#### Layout element annotations
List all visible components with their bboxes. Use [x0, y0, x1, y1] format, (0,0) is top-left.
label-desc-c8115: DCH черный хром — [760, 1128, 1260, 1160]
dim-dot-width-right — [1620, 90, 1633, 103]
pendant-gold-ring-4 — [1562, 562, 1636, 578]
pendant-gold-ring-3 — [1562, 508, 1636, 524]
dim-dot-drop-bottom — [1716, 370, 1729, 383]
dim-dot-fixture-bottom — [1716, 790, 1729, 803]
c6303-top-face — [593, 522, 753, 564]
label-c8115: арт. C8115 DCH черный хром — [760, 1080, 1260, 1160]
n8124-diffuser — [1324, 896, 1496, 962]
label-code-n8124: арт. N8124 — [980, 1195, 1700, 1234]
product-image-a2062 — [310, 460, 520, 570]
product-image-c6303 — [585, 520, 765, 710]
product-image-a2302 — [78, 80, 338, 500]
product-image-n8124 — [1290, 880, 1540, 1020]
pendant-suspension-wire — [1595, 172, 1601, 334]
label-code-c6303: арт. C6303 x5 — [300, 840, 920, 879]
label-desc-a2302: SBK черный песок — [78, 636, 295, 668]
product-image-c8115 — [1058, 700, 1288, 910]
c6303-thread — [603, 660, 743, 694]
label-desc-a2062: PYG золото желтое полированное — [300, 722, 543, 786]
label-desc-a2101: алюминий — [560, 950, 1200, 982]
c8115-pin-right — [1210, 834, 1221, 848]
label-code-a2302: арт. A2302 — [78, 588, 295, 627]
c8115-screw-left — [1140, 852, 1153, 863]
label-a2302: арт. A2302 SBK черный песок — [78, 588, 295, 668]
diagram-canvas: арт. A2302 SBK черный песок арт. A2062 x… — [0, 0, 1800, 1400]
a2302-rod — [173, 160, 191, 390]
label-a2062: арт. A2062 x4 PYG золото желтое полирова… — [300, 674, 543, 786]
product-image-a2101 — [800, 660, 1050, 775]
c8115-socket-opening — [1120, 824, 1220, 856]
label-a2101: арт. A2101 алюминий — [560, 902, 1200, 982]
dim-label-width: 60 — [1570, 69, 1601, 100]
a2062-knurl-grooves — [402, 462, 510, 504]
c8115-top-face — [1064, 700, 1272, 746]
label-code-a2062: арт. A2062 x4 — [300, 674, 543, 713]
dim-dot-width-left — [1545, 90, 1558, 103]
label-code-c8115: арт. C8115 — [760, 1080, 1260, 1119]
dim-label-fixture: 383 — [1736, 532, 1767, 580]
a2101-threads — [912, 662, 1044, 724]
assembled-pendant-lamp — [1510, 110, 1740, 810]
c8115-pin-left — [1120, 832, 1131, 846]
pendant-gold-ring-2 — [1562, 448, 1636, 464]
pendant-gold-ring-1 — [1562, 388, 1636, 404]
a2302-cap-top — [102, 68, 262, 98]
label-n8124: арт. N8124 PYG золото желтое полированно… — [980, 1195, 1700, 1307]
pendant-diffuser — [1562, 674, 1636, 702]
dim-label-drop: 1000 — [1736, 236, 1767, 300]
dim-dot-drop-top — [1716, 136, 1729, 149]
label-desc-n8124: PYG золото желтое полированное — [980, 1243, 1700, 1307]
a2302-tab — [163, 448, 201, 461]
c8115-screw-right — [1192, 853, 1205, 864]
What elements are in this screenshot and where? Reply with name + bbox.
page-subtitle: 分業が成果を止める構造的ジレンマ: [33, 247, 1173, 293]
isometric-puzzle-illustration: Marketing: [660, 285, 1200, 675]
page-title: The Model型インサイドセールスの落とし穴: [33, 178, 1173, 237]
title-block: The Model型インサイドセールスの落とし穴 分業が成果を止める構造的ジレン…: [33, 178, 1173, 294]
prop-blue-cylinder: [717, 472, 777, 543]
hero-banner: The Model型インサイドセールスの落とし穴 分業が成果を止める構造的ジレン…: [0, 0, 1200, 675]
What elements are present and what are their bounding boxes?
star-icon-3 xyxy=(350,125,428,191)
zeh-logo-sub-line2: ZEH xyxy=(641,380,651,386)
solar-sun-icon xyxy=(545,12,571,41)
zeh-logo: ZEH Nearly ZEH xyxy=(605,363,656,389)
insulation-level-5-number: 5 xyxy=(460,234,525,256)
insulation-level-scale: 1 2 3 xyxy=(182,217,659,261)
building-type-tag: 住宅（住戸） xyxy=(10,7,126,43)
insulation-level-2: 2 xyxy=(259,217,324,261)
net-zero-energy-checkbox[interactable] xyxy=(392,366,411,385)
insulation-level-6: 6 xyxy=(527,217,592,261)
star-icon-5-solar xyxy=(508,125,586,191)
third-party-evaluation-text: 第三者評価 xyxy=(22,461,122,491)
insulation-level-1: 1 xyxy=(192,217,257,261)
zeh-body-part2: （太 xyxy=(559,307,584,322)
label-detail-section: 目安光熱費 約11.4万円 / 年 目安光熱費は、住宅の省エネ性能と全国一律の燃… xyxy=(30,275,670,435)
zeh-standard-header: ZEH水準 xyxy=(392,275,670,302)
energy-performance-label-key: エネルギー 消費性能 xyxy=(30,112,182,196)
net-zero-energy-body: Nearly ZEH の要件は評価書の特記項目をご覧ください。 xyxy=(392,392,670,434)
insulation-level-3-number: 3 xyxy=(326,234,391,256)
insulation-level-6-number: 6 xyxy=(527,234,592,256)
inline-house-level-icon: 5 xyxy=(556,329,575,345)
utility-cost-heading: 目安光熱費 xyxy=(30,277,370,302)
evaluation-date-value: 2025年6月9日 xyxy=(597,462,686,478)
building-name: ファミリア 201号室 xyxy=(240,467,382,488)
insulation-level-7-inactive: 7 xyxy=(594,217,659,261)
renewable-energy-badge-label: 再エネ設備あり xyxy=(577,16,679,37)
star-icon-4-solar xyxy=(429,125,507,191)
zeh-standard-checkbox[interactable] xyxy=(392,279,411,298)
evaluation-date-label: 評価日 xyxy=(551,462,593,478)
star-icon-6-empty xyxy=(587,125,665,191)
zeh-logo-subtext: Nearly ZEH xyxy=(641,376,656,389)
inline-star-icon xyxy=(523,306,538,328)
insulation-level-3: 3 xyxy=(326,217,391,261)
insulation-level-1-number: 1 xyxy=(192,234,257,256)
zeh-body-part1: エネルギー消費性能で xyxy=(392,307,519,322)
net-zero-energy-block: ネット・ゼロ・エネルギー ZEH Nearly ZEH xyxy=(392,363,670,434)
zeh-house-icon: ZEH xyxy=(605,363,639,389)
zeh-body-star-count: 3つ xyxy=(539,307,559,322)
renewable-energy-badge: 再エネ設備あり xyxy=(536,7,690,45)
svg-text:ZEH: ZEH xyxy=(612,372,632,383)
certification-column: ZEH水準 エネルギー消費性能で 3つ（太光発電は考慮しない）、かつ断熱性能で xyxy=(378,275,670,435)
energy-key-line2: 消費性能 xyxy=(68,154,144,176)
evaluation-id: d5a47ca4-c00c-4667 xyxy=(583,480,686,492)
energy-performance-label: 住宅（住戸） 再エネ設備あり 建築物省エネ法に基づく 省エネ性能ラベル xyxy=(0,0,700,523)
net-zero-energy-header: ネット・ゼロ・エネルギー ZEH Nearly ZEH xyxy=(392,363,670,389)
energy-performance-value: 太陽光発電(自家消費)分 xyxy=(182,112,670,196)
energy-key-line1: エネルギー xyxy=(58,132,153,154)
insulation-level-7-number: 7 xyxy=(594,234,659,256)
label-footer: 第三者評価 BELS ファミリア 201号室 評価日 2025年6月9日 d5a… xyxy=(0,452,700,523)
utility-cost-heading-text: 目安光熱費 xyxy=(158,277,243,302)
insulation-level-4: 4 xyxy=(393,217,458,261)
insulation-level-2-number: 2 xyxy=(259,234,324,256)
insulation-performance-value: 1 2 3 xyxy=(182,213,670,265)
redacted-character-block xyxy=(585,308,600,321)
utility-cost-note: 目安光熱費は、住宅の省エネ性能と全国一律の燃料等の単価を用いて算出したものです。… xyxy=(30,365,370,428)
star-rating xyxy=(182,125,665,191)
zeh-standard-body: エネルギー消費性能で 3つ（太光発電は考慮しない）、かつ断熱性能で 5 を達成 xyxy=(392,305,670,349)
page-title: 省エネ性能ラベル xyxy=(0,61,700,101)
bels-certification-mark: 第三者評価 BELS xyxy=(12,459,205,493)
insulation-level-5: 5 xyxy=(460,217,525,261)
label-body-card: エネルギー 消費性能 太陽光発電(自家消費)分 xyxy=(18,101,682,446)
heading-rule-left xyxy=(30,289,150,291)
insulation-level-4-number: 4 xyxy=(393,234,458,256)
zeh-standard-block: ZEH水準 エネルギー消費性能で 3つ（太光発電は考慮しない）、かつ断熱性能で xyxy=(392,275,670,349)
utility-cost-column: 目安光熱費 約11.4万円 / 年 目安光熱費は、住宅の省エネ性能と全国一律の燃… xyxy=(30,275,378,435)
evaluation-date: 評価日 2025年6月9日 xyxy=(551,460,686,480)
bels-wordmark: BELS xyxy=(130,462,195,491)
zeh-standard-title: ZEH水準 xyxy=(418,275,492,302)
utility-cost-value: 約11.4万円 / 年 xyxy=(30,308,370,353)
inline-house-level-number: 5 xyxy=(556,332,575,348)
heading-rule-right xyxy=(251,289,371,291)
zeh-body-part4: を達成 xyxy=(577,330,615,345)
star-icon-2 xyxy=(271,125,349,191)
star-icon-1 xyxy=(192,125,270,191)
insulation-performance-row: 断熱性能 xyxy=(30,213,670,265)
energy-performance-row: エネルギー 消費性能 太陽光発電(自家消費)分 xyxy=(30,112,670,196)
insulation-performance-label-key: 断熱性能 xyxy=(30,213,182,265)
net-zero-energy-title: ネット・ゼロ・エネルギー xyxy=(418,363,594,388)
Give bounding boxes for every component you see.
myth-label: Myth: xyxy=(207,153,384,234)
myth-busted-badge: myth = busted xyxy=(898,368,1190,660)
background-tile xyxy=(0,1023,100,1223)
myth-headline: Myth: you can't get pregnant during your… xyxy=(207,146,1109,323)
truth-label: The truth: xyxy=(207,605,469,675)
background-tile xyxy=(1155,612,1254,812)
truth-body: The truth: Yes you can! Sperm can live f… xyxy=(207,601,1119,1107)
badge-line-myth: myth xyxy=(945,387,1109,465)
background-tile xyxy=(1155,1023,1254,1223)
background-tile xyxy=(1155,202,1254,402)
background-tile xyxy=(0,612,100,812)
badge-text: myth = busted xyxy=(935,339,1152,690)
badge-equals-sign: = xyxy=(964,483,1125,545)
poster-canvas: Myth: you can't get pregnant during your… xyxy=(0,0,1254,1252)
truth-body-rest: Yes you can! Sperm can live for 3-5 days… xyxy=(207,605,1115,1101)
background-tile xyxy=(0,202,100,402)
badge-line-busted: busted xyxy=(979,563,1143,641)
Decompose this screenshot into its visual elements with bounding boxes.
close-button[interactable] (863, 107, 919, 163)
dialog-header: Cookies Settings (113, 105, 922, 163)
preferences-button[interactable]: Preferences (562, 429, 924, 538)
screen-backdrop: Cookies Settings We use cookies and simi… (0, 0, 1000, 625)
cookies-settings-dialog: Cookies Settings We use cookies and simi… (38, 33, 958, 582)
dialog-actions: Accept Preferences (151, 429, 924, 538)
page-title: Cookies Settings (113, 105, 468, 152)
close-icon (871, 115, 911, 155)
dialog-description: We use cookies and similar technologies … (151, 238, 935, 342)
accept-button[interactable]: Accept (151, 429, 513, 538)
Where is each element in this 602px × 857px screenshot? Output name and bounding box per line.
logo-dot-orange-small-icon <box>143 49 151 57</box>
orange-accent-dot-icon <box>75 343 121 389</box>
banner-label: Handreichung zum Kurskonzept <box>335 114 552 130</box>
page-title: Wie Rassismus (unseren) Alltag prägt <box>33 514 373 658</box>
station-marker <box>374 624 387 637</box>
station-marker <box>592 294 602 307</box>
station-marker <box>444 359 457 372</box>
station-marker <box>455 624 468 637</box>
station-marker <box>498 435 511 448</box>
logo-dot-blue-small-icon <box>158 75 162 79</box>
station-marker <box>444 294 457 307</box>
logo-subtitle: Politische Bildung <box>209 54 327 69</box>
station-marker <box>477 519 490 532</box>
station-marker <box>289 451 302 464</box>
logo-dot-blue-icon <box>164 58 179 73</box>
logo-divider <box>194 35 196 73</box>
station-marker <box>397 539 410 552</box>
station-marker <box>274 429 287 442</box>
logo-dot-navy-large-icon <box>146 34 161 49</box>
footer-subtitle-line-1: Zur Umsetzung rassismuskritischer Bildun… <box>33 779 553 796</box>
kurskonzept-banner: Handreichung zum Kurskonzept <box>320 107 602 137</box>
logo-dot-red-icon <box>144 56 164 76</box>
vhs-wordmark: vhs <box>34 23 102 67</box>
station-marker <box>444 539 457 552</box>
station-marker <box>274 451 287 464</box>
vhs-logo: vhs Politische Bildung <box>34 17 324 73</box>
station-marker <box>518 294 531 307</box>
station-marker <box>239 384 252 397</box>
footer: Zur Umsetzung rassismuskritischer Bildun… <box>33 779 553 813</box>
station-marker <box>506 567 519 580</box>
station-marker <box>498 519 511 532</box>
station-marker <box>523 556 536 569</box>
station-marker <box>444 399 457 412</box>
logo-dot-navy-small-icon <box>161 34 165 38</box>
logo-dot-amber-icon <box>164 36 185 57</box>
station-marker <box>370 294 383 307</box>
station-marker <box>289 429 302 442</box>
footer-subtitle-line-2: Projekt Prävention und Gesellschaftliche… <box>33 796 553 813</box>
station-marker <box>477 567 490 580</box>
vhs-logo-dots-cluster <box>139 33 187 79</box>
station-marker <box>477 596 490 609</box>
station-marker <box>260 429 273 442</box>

#### The request
Could you swap "suspension-wire" for "suspension-cord" in the records, from the first line through the line that contains "pendant-gold-ring-1 — [1562, 388, 1636, 404]", and write out only those lines again with nothing else altered?

#### Problem solution
List all visible components with their bboxes. Use [x0, y0, x1, y1] format, (0,0) is top-left.
label-desc-c8115: DCH черный хром — [760, 1128, 1260, 1160]
dim-dot-width-right — [1620, 90, 1633, 103]
pendant-gold-ring-4 — [1562, 562, 1636, 578]
pendant-gold-ring-3 — [1562, 508, 1636, 524]
dim-dot-drop-bottom — [1716, 370, 1729, 383]
dim-dot-fixture-bottom — [1716, 790, 1729, 803]
c6303-top-face — [593, 522, 753, 564]
label-c8115: арт. C8115 DCH черный хром — [760, 1080, 1260, 1160]
n8124-diffuser — [1324, 896, 1496, 962]
label-code-n8124: арт. N8124 — [980, 1195, 1700, 1234]
product-image-a2062 — [310, 460, 520, 570]
product-image-c6303 — [585, 520, 765, 710]
product-image-a2302 — [78, 80, 338, 500]
product-image-n8124 — [1290, 880, 1540, 1020]
pendant-suspension-cord — [1595, 172, 1601, 334]
label-code-c6303: арт. C6303 x5 — [300, 840, 920, 879]
label-desc-a2302: SBK черный песок — [78, 636, 295, 668]
product-image-c8115 — [1058, 700, 1288, 910]
c6303-thread — [603, 660, 743, 694]
label-desc-a2062: PYG золото желтое полированное — [300, 722, 543, 786]
label-desc-a2101: алюминий — [560, 950, 1200, 982]
c8115-pin-right — [1210, 834, 1221, 848]
label-code-a2302: арт. A2302 — [78, 588, 295, 627]
c8115-screw-left — [1140, 852, 1153, 863]
label-a2302: арт. A2302 SBK черный песок — [78, 588, 295, 668]
diagram-canvas: арт. A2302 SBK черный песок арт. A2062 x… — [0, 0, 1800, 1400]
a2302-rod — [173, 160, 191, 390]
label-a2062: арт. A2062 x4 PYG золото желтое полирова… — [300, 674, 543, 786]
product-image-a2101 — [800, 660, 1050, 775]
c8115-socket-opening — [1120, 824, 1220, 856]
label-a2101: арт. A2101 алюминий — [560, 902, 1200, 982]
dim-label-width: 60 — [1570, 69, 1601, 100]
a2062-knurl-grooves — [402, 462, 510, 504]
c8115-top-face — [1064, 700, 1272, 746]
label-code-a2062: арт. A2062 x4 — [300, 674, 543, 713]
dim-dot-width-left — [1545, 90, 1558, 103]
label-code-c8115: арт. C8115 — [760, 1080, 1260, 1119]
dim-label-fixture: 383 — [1736, 532, 1767, 580]
a2101-threads — [912, 662, 1044, 724]
assembled-pendant-lamp — [1510, 110, 1740, 810]
c8115-pin-left — [1120, 832, 1131, 846]
pendant-gold-ring-2 — [1562, 448, 1636, 464]
pendant-gold-ring-1 — [1562, 388, 1636, 404]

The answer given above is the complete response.